**Supplied data:**
---+---
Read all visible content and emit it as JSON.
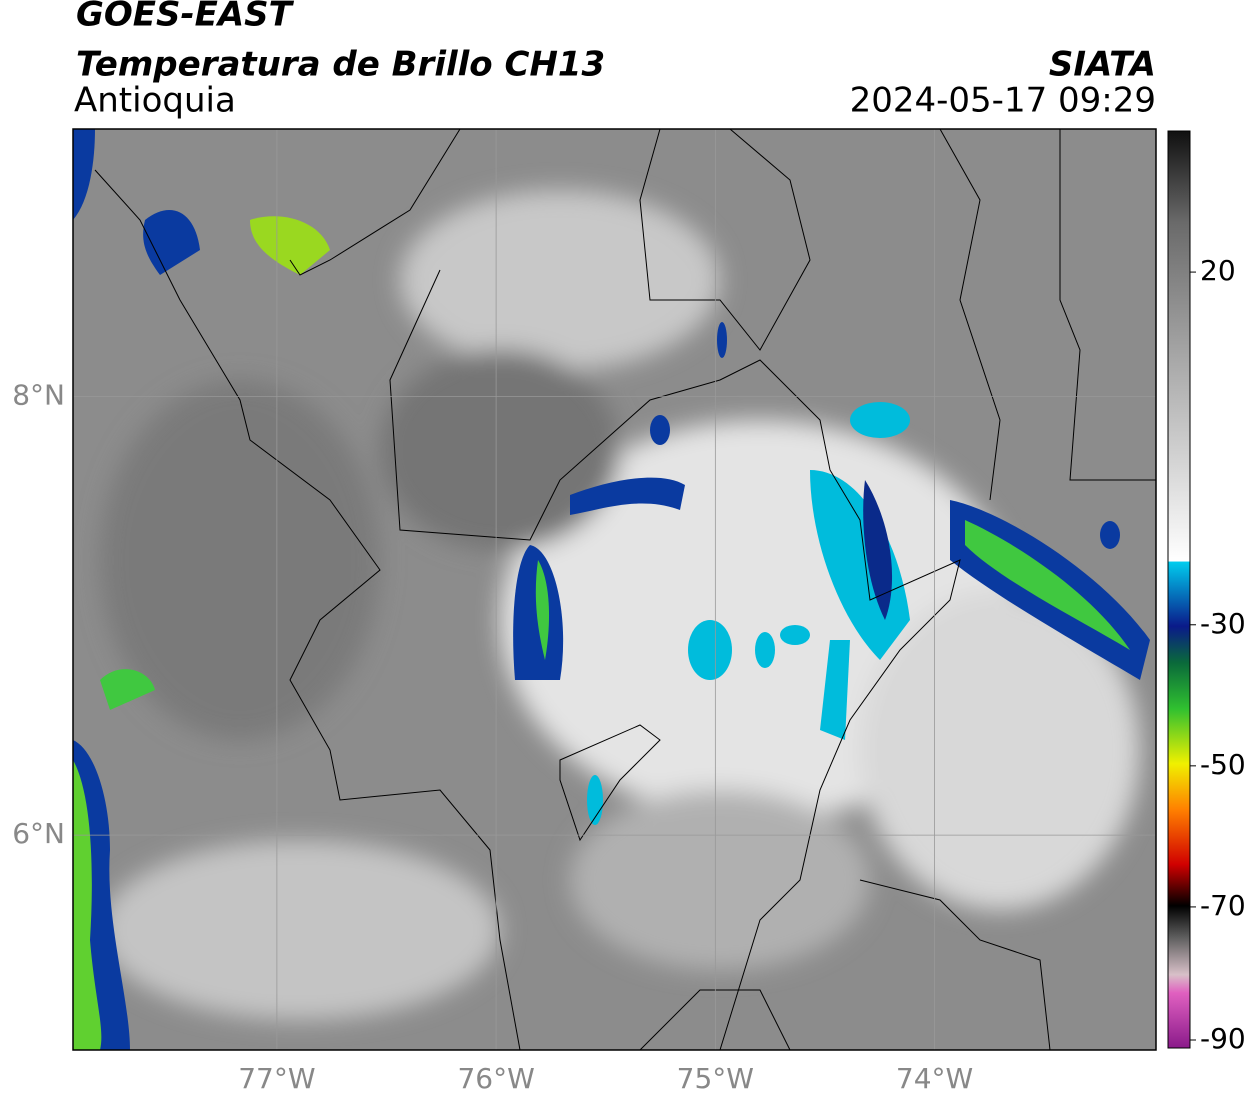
{
  "header": {
    "satellite": "GOES-EAST",
    "product": "Temperatura de Brillo CH13",
    "region": "Antioquia",
    "source": "SIATA",
    "datetime": "2024-05-17 09:29"
  },
  "map": {
    "lonlim": [
      -77.93,
      -72.99
    ],
    "latlim": [
      5.02,
      9.22
    ],
    "lat_ticks": [
      {
        "value": 8,
        "label": "8°N"
      },
      {
        "value": 6,
        "label": "6°N"
      }
    ],
    "lon_ticks": [
      {
        "value": -77,
        "label": "77°W"
      },
      {
        "value": -76,
        "label": "76°W"
      },
      {
        "value": -75,
        "label": "75°W"
      },
      {
        "value": -74,
        "label": "74°W"
      }
    ]
  },
  "colorbar": {
    "range": [
      -90,
      40
    ],
    "ticks": [
      20,
      -30,
      -50,
      -70,
      -90
    ]
  }
}
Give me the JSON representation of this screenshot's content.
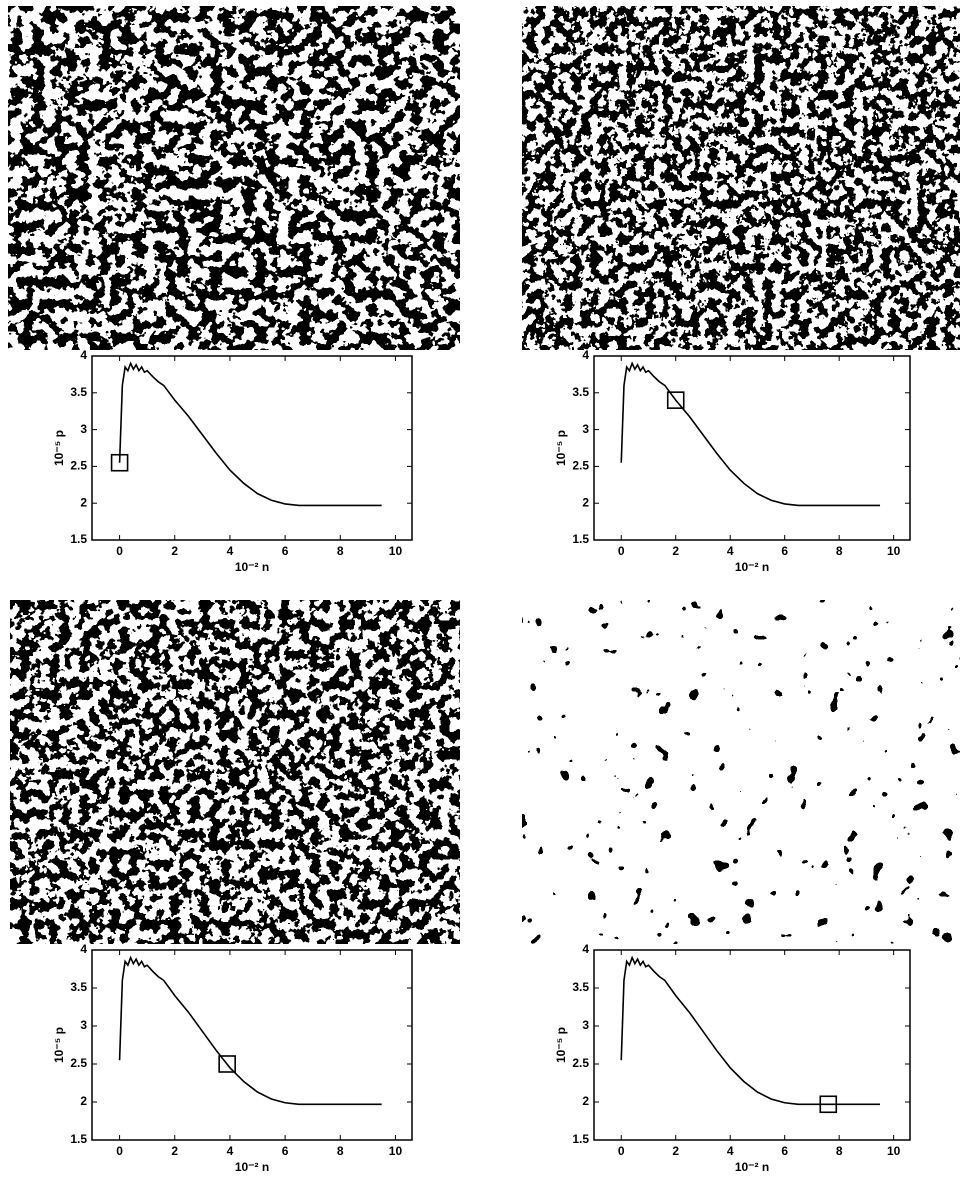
---+---
Reproduce the material word for word. Any pictures should be left out of the copy.

Read all visible content and emit it as JSON.
{
  "header": {
    "satellite": "GOES-EAST",
    "product": "Temperatura de Brillo CH13",
    "region": "Antioquia",
    "source": "SIATA",
    "datetime": "2024-05-17 09:29"
  },
  "map": {
    "lonlim": [
      -77.93,
      -72.99
    ],
    "latlim": [
      5.02,
      9.22
    ],
    "lat_ticks": [
      {
        "value": 8,
        "label": "8°N"
      },
      {
        "value": 6,
        "label": "6°N"
      }
    ],
    "lon_ticks": [
      {
        "value": -77,
        "label": "77°W"
      },
      {
        "value": -76,
        "label": "76°W"
      },
      {
        "value": -75,
        "label": "75°W"
      },
      {
        "value": -74,
        "label": "74°W"
      }
    ]
  },
  "colorbar": {
    "range": [
      -90,
      40
    ],
    "ticks": [
      20,
      -30,
      -50,
      -70,
      -90
    ]
  }
}
Give me the JSON representation of this screenshot's content.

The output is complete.